§ **WHAT IS NEEDED**
Pictures do not belong in your copy. Repeat all the other data exactly.

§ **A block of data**
=-=-=-=-=
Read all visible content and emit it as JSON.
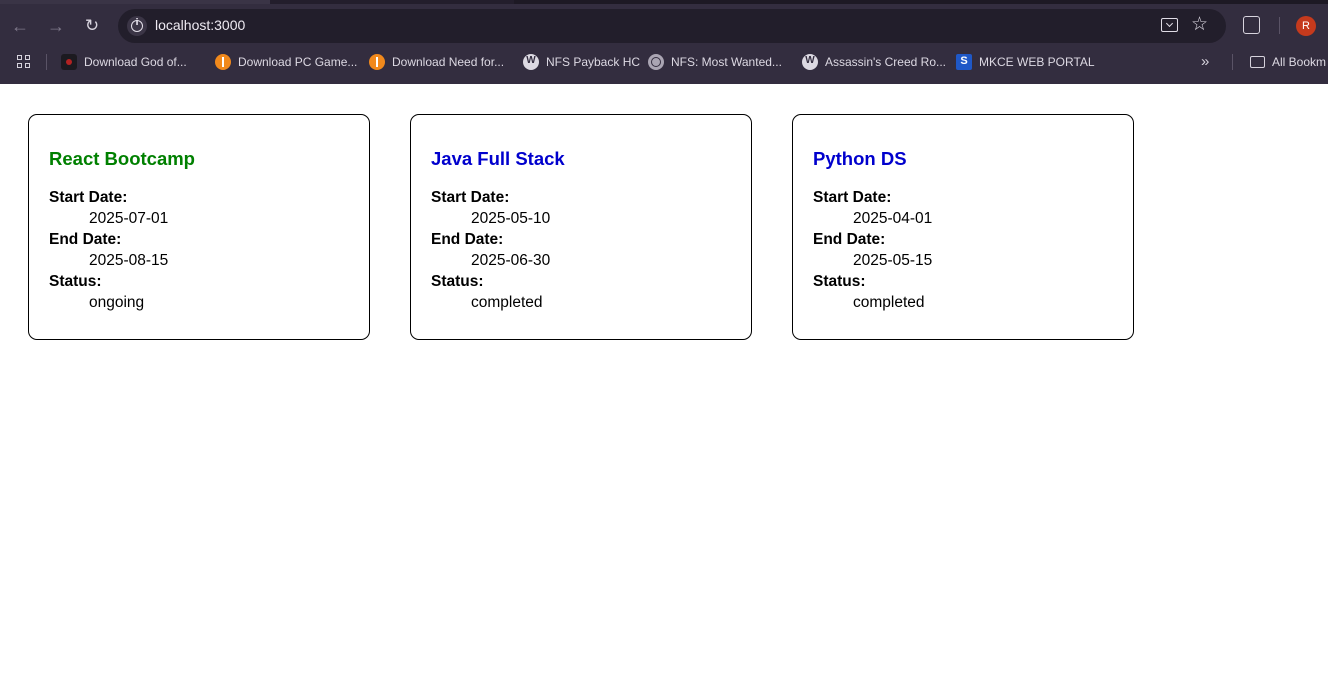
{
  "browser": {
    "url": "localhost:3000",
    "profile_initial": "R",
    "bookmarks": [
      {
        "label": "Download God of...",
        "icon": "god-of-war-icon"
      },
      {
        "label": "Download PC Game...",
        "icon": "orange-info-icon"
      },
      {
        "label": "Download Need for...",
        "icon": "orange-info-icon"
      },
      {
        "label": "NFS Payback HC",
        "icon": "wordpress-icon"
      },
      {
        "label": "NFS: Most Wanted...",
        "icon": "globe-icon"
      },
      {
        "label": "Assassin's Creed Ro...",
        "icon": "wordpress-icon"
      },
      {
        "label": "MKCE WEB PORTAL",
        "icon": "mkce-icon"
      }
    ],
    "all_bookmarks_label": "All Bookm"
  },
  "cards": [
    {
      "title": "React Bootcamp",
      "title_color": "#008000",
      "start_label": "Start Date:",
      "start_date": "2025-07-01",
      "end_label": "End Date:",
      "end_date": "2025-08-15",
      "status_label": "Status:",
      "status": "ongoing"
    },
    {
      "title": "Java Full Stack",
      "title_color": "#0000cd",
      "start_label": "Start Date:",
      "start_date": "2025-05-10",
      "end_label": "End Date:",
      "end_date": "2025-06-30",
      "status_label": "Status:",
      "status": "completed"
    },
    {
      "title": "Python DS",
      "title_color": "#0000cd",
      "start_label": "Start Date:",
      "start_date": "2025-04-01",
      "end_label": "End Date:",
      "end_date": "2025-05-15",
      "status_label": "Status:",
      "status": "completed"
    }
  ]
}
=-=-=-=-=
§ **SOLUTION FOR THIS EXERCISE**
Read all visible content and emit it as JSON.
{
  "browser": {
    "url": "localhost:3000",
    "profile_initial": "R",
    "bookmarks": [
      {
        "label": "Download God of...",
        "icon": "god-of-war-icon"
      },
      {
        "label": "Download PC Game...",
        "icon": "orange-info-icon"
      },
      {
        "label": "Download Need for...",
        "icon": "orange-info-icon"
      },
      {
        "label": "NFS Payback HC",
        "icon": "wordpress-icon"
      },
      {
        "label": "NFS: Most Wanted...",
        "icon": "globe-icon"
      },
      {
        "label": "Assassin's Creed Ro...",
        "icon": "wordpress-icon"
      },
      {
        "label": "MKCE WEB PORTAL",
        "icon": "mkce-icon"
      }
    ],
    "all_bookmarks_label": "All Bookm"
  },
  "cards": [
    {
      "title": "React Bootcamp",
      "title_color": "#008000",
      "start_label": "Start Date:",
      "start_date": "2025-07-01",
      "end_label": "End Date:",
      "end_date": "2025-08-15",
      "status_label": "Status:",
      "status": "ongoing"
    },
    {
      "title": "Java Full Stack",
      "title_color": "#0000cd",
      "start_label": "Start Date:",
      "start_date": "2025-05-10",
      "end_label": "End Date:",
      "end_date": "2025-06-30",
      "status_label": "Status:",
      "status": "completed"
    },
    {
      "title": "Python DS",
      "title_color": "#0000cd",
      "start_label": "Start Date:",
      "start_date": "2025-04-01",
      "end_label": "End Date:",
      "end_date": "2025-05-15",
      "status_label": "Status:",
      "status": "completed"
    }
  ]
}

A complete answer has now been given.